**Required work**
Find every line in the records below that holds the word "围绕中心", and copy it out.
-- START Source records --
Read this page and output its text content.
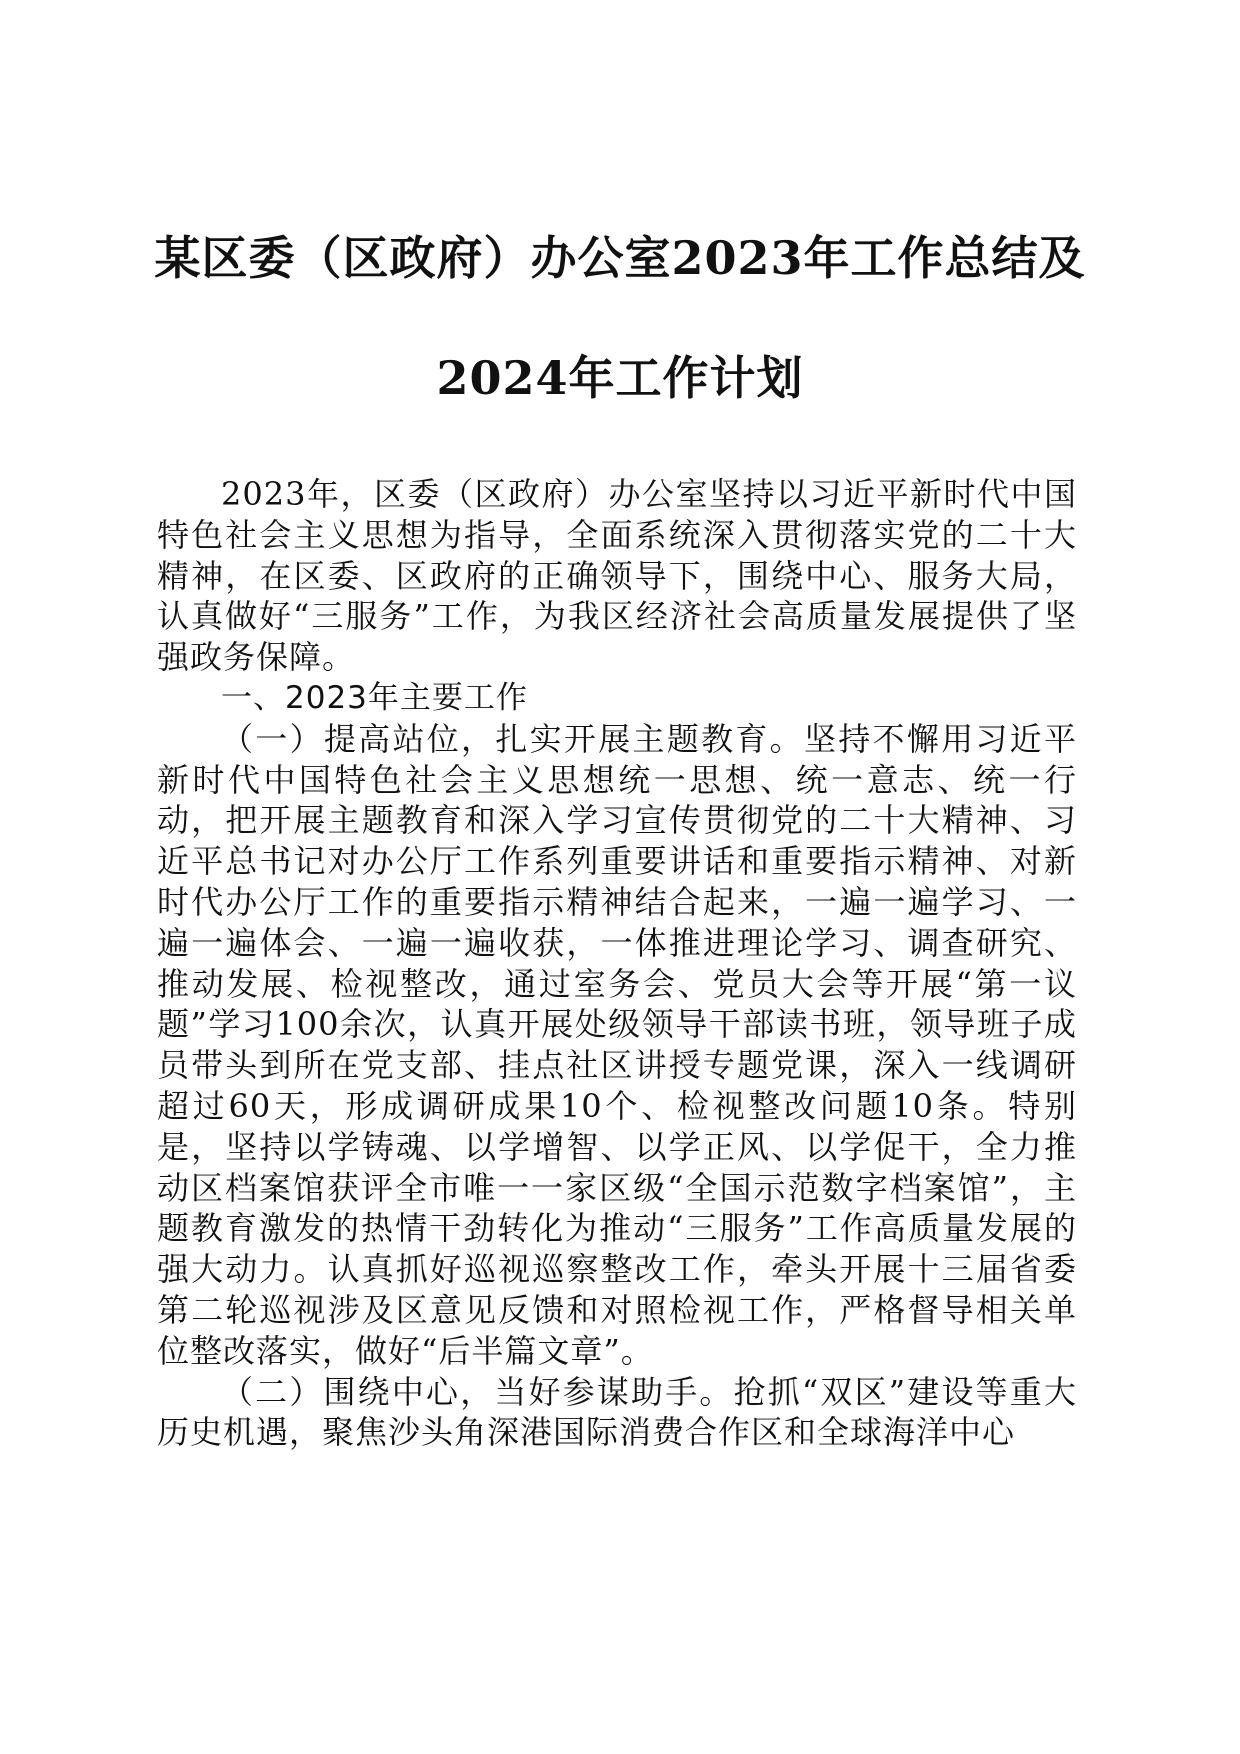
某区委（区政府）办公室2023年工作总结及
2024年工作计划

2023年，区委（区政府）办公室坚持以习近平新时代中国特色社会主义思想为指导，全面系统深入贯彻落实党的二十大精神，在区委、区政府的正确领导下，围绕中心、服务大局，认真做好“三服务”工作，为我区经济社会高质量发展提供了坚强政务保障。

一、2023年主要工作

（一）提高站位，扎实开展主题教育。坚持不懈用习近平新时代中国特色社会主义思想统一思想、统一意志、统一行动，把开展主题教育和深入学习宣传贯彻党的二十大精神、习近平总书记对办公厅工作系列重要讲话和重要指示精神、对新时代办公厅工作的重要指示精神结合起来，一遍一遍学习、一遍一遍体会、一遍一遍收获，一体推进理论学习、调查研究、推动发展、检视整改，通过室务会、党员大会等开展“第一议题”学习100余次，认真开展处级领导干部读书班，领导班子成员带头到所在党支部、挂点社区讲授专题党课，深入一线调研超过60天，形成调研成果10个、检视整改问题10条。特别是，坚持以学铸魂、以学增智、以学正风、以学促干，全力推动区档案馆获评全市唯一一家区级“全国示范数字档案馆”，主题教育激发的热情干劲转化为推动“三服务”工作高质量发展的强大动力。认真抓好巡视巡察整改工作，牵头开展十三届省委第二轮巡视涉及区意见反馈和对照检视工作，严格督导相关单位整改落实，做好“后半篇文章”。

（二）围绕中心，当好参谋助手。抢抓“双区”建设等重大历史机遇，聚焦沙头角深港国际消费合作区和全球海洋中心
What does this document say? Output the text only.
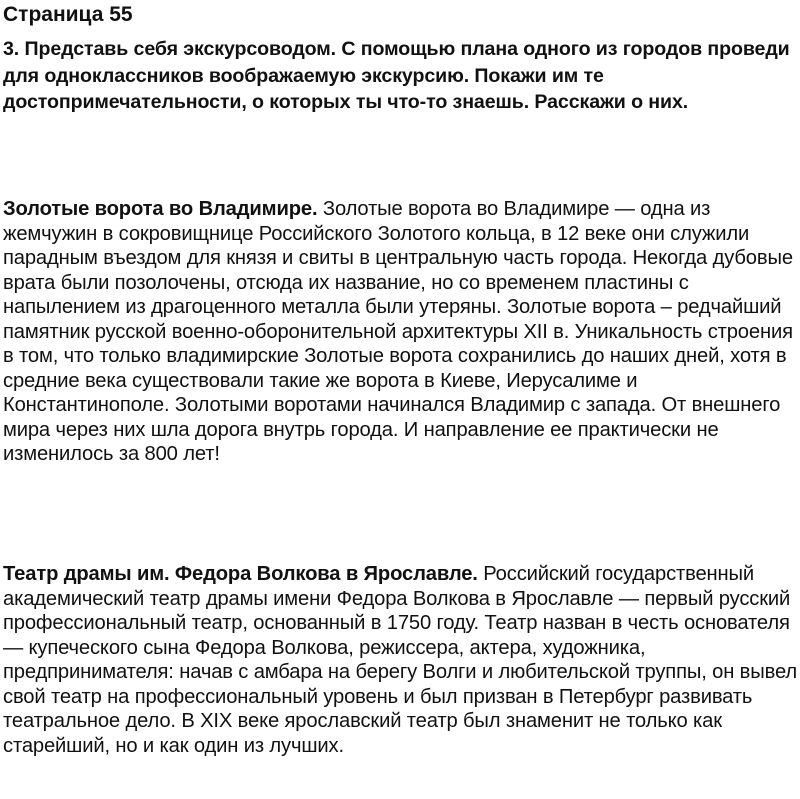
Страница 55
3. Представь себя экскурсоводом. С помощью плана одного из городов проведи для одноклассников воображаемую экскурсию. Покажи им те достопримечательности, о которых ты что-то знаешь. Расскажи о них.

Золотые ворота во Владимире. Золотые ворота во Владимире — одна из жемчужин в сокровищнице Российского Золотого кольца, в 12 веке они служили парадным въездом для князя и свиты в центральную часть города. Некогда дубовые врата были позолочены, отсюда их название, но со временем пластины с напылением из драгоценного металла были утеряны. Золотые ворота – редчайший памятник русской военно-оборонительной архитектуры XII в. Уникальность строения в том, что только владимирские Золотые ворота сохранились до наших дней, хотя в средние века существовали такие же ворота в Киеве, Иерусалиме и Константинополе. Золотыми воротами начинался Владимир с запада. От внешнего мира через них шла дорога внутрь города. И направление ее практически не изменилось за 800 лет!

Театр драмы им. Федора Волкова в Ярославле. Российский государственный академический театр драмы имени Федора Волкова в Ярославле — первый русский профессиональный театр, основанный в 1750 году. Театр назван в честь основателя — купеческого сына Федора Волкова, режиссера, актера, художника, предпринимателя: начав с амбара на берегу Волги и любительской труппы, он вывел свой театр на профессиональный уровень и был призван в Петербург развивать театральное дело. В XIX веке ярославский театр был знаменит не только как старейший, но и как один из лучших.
-- END Source records --
**Expected output**
2023年，区委（区政府）办公室坚持以习近平新时代中国特色社会主义思想为指导，全面系统深入贯彻落实党的二十大精神，在区委、区政府的正确领导下，围绕中心、服务大局，认真做好“三服务”工作，为我区经济社会高质量发展提供了坚强政务保障。
（二）围绕中心，当好参谋助手。抢抓“双区”建设等重大历史机遇，聚焦沙头角深港国际消费合作区和全球海洋中心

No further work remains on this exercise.